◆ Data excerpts

________________

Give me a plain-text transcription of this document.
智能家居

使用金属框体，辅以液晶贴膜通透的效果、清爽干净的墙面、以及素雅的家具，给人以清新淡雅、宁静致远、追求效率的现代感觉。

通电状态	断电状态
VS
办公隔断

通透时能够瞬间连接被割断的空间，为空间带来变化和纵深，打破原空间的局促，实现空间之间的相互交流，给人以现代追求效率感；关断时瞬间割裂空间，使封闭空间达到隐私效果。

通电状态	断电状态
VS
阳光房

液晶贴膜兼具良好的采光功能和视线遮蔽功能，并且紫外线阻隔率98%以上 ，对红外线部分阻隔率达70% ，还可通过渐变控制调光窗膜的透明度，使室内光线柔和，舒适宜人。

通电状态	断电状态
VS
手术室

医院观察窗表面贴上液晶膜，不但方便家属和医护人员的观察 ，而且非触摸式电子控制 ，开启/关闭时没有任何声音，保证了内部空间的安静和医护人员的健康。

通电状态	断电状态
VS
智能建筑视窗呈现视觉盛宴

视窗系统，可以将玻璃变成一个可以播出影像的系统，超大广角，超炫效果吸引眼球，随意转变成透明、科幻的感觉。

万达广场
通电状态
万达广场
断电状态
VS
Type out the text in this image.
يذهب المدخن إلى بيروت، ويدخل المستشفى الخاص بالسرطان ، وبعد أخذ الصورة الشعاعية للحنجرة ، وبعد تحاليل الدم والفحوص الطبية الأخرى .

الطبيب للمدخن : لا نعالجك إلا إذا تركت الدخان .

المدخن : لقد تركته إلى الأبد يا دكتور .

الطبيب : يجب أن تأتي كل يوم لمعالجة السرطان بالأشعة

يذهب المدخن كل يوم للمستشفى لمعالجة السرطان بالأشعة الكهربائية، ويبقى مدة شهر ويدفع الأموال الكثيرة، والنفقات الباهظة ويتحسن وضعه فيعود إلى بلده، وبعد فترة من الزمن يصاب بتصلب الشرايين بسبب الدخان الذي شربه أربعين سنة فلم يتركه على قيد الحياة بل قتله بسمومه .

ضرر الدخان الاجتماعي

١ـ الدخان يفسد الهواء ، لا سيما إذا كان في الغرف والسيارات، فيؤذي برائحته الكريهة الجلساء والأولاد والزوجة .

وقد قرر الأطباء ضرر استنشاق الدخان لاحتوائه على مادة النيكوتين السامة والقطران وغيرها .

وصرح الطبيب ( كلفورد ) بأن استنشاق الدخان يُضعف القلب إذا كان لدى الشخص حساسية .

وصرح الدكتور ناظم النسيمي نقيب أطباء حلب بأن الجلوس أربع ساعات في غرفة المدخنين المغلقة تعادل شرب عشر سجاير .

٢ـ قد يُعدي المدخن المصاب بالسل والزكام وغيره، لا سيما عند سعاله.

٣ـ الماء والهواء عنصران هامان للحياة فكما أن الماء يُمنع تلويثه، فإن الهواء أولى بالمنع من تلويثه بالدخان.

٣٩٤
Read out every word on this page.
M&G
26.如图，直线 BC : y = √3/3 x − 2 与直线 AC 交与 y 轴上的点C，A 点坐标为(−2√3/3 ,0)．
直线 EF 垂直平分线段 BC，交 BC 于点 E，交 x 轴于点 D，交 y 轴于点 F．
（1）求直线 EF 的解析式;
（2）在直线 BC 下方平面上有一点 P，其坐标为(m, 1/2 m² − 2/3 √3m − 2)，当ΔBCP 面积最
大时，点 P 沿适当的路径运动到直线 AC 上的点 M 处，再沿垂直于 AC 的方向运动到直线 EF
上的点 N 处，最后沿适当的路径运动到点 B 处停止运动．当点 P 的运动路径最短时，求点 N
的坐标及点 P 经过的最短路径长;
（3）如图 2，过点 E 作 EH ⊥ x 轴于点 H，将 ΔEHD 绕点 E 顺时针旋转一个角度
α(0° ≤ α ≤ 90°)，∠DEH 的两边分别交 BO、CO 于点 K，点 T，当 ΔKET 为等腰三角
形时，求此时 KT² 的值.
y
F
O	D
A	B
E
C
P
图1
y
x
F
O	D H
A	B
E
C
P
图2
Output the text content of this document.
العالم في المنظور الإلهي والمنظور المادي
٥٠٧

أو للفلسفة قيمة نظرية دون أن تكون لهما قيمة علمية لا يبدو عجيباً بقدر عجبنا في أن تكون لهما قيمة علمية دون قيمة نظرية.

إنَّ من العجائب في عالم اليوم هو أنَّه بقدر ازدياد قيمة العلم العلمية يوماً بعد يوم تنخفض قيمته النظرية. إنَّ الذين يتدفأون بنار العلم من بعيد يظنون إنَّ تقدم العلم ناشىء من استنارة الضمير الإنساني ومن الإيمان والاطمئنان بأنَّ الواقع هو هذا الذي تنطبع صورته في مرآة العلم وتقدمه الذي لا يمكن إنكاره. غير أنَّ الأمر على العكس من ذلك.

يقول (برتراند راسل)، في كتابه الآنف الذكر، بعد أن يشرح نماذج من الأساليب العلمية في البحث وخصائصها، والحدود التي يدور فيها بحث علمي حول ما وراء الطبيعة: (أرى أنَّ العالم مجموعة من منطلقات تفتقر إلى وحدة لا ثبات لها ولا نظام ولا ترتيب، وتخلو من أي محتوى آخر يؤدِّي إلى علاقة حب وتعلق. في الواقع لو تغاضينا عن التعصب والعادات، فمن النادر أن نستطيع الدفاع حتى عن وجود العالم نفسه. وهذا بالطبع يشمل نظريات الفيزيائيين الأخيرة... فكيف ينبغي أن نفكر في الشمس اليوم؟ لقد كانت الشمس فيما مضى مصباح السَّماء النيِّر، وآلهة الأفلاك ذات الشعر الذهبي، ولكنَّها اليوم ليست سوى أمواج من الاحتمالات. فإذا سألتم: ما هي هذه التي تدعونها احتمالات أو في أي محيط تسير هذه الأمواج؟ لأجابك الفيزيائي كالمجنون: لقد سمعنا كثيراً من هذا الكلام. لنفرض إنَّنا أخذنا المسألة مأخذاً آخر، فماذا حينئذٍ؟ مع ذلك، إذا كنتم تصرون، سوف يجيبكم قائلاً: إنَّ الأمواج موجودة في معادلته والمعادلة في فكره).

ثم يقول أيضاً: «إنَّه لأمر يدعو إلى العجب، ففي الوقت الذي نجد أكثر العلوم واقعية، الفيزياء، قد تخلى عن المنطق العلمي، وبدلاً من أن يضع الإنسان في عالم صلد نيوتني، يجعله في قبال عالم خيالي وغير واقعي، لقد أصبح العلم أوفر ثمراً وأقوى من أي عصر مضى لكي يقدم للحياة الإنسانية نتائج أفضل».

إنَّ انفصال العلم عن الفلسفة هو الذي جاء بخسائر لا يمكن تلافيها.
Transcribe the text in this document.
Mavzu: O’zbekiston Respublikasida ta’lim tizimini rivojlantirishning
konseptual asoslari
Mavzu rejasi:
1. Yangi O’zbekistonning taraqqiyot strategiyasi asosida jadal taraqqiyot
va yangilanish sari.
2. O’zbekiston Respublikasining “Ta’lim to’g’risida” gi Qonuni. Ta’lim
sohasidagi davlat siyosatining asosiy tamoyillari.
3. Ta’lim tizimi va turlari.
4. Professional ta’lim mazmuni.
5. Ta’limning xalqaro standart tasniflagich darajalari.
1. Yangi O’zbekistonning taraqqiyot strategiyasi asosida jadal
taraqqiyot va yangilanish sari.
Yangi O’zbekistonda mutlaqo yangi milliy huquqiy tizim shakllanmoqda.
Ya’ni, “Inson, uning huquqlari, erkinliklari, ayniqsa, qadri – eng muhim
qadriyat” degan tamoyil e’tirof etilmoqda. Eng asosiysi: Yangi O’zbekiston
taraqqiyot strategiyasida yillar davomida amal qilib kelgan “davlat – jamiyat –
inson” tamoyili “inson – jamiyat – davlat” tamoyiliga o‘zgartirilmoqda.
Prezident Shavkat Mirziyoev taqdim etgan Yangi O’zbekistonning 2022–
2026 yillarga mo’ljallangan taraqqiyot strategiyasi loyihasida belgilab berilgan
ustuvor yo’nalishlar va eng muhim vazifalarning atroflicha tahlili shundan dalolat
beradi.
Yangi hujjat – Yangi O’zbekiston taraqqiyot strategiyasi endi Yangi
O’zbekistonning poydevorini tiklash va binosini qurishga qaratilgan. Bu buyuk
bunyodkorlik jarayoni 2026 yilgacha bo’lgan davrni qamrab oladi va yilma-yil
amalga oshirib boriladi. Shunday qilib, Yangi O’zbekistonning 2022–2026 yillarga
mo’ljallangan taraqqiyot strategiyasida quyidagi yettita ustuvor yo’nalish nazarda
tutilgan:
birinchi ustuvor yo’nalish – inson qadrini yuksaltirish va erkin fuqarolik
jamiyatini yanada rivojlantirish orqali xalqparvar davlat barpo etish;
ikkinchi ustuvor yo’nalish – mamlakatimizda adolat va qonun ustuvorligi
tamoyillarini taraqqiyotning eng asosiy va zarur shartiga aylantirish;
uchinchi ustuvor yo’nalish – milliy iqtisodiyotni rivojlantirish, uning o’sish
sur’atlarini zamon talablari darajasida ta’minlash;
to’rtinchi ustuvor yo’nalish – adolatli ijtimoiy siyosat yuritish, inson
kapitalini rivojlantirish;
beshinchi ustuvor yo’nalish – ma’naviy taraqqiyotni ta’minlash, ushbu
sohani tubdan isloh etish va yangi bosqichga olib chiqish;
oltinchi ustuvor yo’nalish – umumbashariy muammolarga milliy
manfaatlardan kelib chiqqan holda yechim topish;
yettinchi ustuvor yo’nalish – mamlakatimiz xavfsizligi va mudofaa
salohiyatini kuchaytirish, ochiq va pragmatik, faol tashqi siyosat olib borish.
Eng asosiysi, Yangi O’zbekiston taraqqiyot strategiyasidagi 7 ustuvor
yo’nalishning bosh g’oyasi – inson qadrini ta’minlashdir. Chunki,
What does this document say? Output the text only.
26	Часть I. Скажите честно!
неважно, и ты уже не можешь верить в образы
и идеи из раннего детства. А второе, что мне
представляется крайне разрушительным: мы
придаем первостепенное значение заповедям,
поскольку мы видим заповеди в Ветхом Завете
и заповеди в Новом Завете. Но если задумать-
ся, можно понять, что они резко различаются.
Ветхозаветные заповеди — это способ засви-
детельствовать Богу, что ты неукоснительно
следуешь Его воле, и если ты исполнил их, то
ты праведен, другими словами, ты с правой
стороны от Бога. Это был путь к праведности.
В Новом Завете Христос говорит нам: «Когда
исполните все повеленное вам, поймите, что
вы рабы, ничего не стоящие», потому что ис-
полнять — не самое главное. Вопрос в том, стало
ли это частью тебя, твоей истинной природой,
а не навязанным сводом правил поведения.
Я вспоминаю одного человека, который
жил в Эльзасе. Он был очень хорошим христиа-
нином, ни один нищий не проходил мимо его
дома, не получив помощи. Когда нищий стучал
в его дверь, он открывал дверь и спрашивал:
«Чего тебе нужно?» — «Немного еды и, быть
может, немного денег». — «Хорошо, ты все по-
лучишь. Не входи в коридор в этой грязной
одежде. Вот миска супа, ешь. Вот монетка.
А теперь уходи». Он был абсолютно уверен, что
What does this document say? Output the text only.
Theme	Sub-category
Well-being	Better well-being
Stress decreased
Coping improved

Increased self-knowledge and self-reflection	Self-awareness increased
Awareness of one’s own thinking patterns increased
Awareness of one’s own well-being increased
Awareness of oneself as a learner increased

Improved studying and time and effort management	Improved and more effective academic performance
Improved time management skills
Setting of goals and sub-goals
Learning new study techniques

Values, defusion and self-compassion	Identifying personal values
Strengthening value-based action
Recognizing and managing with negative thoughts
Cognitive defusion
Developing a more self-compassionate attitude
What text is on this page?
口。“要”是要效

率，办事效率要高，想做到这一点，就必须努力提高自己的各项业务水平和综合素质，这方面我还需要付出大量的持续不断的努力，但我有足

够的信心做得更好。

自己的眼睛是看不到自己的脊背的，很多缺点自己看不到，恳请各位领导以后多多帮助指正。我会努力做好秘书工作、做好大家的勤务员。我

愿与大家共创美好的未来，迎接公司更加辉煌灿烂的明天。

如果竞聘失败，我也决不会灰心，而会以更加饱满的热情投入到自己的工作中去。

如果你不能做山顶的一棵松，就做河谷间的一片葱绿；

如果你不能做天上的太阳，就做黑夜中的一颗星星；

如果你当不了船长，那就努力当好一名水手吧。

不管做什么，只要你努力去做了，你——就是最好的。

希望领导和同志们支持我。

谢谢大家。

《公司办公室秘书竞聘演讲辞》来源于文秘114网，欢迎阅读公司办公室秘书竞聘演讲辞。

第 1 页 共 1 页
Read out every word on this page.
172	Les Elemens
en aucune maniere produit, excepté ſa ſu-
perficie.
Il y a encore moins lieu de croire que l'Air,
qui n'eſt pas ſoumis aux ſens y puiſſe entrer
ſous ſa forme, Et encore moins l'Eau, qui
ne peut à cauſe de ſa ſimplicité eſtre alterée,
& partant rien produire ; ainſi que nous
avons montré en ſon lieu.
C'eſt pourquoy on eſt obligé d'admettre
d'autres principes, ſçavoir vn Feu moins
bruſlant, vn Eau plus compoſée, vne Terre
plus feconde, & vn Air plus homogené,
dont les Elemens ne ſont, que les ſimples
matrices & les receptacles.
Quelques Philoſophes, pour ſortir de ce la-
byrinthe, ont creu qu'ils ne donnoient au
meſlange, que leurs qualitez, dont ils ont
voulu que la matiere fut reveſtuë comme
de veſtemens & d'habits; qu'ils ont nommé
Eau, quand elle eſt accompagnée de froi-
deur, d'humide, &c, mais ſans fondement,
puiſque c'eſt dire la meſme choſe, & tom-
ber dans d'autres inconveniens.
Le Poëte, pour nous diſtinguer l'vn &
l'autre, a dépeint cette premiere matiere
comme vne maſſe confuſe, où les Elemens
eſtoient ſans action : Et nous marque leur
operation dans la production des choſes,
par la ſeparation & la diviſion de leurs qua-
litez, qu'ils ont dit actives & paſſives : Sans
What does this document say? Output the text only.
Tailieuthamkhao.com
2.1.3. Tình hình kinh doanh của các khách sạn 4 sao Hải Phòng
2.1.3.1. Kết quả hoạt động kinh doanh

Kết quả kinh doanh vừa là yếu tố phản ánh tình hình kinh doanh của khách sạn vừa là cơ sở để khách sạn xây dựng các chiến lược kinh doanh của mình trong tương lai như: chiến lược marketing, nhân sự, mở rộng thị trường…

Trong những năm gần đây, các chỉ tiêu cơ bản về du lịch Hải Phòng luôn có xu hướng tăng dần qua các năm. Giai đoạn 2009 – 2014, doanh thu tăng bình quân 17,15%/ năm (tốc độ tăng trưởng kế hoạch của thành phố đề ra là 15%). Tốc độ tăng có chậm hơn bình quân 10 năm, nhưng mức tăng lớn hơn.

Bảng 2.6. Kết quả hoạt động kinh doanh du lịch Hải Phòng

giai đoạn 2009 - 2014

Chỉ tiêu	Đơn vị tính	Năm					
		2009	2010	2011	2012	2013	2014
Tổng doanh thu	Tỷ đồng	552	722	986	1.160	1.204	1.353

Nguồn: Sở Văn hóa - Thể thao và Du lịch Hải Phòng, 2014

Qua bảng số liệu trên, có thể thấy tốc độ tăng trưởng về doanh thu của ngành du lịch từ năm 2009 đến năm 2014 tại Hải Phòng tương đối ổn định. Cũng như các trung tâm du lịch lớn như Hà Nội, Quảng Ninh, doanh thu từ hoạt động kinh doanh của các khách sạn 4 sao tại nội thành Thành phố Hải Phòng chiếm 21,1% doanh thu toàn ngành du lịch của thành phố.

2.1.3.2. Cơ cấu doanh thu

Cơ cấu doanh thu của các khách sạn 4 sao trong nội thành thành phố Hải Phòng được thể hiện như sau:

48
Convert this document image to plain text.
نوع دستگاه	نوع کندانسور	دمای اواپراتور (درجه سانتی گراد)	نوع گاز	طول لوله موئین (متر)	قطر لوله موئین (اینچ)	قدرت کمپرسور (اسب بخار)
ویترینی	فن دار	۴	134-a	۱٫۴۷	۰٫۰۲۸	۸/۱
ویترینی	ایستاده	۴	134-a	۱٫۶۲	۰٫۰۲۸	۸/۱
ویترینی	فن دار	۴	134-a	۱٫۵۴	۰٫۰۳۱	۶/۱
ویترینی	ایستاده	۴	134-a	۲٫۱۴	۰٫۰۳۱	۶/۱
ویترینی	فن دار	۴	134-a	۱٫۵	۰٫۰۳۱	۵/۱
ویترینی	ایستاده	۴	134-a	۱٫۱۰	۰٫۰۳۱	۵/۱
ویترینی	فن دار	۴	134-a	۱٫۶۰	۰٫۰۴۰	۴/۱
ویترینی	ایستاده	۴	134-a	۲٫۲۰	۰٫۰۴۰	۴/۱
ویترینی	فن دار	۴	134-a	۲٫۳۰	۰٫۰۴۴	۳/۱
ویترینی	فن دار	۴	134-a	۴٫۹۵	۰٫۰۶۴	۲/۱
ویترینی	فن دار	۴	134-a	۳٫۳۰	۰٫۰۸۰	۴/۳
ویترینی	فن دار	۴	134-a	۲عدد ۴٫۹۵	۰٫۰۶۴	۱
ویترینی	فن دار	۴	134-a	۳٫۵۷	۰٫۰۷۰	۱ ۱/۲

________________

◆ PROBLEM TO SOLVE
List all lines where "hoạt" occurs.

◆ WRITTEN ANSWER
2.1.3.1. Kết quả hoạt động kinh doanh
Bảng 2.6. Kết quả hoạt động kinh doanh du lịch Hải Phòng
Qua bảng số liệu trên, có thể thấy tốc độ tăng trưởng về doanh thu của ngành du lịch từ năm 2009 đến năm 2014 tại Hải Phòng tương đối ổn định. Cũng như các trung tâm du lịch lớn như Hà Nội, Quảng Ninh, doanh thu từ hoạt động kinh doanh của các khách sạn 4 sao tại nội thành Thành phố Hải Phòng chiếm 21,1% doanh thu toàn ngành du lịch của thành phố.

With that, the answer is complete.